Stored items

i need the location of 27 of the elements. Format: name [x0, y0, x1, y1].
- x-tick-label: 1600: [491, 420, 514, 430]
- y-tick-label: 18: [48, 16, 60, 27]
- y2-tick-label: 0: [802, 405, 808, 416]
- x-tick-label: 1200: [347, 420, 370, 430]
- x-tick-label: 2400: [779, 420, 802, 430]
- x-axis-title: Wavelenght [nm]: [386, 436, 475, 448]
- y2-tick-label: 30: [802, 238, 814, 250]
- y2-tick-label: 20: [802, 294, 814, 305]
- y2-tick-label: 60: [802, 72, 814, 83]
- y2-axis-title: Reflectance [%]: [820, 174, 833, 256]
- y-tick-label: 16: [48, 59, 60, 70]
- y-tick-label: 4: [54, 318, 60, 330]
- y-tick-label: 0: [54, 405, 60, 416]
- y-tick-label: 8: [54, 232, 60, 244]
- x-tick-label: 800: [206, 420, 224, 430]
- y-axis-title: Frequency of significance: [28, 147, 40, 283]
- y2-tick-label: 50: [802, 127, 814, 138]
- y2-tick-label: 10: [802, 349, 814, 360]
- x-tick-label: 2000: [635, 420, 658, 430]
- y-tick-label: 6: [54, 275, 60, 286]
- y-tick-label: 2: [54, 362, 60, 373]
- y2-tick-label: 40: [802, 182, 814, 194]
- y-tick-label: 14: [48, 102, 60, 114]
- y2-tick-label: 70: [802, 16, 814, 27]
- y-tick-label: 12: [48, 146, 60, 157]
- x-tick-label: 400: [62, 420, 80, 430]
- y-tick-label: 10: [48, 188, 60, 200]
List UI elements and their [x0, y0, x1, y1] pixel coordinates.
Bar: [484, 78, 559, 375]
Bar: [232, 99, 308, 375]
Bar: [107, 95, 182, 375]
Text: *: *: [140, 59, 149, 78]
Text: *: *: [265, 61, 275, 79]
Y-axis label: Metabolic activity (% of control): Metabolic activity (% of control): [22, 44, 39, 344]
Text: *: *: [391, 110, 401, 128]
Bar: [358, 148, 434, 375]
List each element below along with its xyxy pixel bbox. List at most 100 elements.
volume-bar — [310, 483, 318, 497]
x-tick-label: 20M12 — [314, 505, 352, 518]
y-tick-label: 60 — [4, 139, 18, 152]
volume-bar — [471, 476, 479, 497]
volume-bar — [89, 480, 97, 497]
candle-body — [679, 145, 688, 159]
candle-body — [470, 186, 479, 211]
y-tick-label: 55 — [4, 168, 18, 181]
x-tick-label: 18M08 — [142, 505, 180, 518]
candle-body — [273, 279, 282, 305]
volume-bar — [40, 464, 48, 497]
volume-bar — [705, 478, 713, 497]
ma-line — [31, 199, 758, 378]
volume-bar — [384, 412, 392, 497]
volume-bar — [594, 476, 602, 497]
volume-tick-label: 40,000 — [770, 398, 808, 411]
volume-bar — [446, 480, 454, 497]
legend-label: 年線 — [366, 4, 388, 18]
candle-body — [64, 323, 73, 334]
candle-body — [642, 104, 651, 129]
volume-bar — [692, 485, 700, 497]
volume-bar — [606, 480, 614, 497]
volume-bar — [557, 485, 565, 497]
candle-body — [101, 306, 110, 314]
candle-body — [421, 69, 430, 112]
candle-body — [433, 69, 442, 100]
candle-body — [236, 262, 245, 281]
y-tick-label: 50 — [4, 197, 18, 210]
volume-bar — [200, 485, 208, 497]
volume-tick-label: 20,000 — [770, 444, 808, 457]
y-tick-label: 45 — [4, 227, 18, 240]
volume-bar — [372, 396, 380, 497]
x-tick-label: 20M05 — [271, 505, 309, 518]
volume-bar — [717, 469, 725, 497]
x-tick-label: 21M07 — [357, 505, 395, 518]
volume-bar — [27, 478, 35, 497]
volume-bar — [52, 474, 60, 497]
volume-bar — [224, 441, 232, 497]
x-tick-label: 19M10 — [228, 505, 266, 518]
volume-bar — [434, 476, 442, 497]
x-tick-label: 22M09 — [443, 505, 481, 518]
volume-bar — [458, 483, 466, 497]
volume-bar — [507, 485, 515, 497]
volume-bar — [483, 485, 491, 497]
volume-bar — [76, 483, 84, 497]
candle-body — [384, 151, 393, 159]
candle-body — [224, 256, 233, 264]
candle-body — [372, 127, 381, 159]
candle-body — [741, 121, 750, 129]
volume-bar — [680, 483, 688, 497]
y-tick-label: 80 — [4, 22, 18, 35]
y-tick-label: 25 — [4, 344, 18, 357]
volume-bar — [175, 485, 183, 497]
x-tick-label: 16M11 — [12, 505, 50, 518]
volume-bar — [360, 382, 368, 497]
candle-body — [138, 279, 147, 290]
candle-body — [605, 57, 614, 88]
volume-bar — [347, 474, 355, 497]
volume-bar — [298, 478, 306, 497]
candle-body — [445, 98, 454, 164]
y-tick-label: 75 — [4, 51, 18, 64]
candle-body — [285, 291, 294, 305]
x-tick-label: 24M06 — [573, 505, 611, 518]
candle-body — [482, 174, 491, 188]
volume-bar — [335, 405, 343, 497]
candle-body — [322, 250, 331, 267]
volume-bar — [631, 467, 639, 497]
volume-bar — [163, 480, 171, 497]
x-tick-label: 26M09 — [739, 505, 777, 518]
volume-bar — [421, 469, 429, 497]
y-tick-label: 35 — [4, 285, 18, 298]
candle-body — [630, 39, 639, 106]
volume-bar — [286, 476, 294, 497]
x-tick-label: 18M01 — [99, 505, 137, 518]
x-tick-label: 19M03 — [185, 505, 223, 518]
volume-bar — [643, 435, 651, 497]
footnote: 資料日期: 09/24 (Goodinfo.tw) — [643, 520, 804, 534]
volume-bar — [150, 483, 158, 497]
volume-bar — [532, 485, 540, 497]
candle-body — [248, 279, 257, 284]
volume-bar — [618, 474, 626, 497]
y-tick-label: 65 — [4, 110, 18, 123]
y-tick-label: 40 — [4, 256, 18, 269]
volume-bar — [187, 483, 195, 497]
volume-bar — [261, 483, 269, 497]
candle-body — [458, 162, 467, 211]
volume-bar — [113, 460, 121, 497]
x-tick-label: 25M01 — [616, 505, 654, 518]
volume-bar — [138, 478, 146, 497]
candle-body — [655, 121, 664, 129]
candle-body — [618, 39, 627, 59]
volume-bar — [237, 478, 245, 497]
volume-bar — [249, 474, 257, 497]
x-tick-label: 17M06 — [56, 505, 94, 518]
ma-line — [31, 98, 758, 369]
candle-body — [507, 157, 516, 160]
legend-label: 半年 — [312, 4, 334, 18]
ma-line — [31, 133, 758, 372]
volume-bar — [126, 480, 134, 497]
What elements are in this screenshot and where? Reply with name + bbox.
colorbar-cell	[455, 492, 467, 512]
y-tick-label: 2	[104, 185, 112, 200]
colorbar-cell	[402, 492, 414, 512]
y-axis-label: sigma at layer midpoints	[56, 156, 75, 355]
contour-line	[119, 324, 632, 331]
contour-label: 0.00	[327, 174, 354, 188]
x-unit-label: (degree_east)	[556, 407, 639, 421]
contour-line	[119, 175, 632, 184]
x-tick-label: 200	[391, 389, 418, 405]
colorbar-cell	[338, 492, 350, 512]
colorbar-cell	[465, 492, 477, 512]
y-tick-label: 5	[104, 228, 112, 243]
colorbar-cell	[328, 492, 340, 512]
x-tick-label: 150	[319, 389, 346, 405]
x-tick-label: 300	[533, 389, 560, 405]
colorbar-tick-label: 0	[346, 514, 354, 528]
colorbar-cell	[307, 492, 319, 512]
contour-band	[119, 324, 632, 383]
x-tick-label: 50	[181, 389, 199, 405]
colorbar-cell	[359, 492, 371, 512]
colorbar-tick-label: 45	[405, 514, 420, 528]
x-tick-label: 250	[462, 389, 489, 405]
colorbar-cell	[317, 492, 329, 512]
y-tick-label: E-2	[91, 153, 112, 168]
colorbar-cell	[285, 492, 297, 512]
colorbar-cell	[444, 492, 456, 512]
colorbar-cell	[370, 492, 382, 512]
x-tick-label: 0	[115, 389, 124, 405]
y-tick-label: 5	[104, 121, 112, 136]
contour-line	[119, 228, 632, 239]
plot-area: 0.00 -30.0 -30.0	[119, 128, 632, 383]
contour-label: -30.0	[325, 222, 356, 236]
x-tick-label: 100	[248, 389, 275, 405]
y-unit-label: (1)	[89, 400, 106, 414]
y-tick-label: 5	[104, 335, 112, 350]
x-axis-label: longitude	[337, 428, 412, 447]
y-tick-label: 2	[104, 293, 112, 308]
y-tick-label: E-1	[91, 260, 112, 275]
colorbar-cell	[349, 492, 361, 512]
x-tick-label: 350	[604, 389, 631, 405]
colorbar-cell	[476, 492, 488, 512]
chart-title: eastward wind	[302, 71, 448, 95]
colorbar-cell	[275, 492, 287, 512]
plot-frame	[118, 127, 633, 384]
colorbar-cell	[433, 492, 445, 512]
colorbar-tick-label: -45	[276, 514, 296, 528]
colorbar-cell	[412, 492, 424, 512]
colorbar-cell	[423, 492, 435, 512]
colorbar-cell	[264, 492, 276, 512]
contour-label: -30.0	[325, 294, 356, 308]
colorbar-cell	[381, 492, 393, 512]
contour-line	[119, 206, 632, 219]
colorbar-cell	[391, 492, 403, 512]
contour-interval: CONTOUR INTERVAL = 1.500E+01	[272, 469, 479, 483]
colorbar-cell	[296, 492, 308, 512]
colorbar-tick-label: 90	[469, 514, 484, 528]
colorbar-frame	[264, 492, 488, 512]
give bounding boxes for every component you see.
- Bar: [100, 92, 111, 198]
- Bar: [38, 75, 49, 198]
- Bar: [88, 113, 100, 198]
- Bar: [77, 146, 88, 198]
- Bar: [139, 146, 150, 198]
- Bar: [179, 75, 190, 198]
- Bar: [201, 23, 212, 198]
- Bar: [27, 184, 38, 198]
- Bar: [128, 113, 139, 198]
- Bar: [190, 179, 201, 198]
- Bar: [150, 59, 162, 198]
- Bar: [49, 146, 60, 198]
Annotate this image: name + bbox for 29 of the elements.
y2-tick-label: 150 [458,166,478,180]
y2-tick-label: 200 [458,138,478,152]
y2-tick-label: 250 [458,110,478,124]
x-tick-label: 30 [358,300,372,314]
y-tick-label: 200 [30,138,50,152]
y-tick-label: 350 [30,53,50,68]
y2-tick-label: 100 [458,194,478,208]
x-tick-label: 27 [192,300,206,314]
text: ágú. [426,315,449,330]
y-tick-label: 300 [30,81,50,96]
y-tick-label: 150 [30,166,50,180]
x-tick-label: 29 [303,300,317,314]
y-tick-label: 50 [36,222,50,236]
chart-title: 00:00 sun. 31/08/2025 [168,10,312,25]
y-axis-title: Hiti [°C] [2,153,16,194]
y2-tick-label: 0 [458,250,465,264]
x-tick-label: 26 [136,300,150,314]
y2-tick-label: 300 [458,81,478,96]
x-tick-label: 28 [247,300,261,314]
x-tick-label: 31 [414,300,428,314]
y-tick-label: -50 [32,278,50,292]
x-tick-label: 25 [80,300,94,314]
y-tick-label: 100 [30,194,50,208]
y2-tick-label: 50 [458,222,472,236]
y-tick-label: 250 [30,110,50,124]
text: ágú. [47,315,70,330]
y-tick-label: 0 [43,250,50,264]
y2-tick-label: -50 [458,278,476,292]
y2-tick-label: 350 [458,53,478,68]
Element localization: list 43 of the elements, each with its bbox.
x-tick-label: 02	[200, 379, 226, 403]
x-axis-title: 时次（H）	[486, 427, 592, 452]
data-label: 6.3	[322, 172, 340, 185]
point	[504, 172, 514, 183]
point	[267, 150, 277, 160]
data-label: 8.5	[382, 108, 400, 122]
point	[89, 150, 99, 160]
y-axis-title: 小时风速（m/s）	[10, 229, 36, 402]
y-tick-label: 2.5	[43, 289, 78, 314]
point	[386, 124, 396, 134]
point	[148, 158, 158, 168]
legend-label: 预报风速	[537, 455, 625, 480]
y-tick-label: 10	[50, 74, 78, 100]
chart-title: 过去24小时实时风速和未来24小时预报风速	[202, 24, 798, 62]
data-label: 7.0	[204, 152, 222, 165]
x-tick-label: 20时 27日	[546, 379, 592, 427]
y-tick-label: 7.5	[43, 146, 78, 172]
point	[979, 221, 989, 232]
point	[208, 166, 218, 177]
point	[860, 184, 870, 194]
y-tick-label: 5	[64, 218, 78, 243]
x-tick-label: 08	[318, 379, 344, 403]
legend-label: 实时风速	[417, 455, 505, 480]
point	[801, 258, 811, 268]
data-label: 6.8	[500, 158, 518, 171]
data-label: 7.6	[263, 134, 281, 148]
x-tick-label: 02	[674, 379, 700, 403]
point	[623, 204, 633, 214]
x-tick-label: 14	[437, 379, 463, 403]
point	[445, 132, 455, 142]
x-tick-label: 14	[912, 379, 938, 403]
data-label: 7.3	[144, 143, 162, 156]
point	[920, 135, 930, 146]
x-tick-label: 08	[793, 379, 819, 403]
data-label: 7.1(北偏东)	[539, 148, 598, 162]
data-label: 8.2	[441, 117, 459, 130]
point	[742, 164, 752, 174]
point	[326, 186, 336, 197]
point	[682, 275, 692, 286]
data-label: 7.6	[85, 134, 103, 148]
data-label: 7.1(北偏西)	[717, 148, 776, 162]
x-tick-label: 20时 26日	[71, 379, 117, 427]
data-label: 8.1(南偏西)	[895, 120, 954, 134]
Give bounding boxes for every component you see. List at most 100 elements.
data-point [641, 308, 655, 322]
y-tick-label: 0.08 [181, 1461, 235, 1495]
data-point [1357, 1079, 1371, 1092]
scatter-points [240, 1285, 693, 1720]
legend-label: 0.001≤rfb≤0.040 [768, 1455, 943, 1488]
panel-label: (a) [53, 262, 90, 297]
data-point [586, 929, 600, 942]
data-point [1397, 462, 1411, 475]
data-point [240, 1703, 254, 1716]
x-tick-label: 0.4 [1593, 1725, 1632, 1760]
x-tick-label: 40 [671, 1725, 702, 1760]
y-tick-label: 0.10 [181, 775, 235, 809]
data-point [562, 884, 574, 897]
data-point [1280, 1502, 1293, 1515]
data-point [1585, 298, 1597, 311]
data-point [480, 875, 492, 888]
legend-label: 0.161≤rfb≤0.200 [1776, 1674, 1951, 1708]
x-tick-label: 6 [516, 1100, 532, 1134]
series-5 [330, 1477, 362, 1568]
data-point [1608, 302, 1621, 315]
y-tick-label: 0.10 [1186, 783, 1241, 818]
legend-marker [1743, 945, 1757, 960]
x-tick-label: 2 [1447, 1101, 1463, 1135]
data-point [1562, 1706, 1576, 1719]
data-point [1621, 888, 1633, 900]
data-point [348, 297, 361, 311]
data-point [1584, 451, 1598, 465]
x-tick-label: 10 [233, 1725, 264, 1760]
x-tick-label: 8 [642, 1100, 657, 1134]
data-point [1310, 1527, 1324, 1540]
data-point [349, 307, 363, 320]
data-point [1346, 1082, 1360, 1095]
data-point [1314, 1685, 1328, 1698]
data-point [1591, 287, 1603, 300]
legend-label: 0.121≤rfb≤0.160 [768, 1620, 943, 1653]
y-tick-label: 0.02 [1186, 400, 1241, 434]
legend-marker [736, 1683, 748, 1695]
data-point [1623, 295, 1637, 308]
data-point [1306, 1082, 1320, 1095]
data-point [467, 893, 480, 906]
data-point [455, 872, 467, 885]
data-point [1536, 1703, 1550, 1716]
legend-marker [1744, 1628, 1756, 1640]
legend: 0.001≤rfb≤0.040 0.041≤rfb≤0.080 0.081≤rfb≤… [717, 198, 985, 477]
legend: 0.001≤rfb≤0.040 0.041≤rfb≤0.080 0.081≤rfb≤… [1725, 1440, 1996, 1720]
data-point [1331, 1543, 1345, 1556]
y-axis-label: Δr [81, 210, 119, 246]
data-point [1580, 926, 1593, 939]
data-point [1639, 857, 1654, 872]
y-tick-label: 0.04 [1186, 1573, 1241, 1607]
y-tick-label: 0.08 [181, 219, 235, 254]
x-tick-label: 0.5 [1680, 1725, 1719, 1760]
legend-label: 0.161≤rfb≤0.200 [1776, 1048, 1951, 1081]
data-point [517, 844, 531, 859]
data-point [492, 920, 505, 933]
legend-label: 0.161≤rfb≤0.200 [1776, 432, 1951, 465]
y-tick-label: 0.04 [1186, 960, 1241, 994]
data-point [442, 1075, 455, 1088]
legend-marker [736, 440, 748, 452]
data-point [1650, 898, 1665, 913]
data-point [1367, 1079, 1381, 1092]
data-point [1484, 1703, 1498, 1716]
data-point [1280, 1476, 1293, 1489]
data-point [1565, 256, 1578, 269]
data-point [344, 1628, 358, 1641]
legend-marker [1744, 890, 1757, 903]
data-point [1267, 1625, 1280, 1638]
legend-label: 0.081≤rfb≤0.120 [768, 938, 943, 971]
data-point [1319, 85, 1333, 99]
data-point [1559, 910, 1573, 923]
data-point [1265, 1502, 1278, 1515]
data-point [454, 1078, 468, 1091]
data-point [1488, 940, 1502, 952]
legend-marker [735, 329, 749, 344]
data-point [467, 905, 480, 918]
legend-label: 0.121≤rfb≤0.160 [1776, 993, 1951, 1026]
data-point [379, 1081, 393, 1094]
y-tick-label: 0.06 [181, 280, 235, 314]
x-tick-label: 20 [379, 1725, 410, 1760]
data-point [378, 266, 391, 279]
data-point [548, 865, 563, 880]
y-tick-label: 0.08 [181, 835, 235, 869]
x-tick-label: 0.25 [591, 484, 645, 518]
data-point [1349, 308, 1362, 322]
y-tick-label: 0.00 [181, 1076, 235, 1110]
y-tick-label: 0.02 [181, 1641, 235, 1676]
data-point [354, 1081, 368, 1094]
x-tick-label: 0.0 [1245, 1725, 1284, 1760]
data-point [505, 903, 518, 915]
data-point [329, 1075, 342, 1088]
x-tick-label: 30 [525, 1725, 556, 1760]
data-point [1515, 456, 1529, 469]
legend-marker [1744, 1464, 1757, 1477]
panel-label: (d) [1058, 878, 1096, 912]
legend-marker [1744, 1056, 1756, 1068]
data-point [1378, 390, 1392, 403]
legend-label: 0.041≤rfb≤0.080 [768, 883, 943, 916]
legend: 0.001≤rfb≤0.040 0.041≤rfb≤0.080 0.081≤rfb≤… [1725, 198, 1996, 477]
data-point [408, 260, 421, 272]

REQUEST. Can you turn everything from the start of the items through the line containing "- y2-tick-label: 10: [802, 349, 814, 360]" into a JSON list of strings, with one string per line and blank lines omitted?

SOLVED EXERCISE.
[
  "i need the location of 27 of the elements. Format: name [x0, y0, x1, y1].",
  "- x-tick-label: 1600: [491, 420, 514, 430]",
  "- y-tick-label: 18: [48, 16, 60, 27]",
  "- y2-tick-label: 0: [802, 405, 808, 416]",
  "- x-tick-label: 1200: [347, 420, 370, 430]",
  "- x-tick-label: 2400: [779, 420, 802, 430]",
  "- x-axis-title: Wavelenght [nm]: [386, 436, 475, 448]",
  "- y2-tick-label: 30: [802, 238, 814, 250]",
  "- y2-tick-label: 20: [802, 294, 814, 305]",
  "- y2-tick-label: 60: [802, 72, 814, 83]",
  "- y2-axis-title: Reflectance [%]: [820, 174, 833, 256]",
  "- y-tick-label: 16: [48, 59, 60, 70]",
  "- y-tick-label: 4: [54, 318, 60, 330]",
  "- y-tick-label: 0: [54, 405, 60, 416]",
  "- y-tick-label: 8: [54, 232, 60, 244]",
  "- x-tick-label: 800: [206, 420, 224, 430]",
  "- y-axis-title: Frequency of significance: [28, 147, 40, 283]",
  "- y2-tick-label: 50: [802, 127, 814, 138]",
  "- y2-tick-label: 10: [802, 349, 814, 360]"
]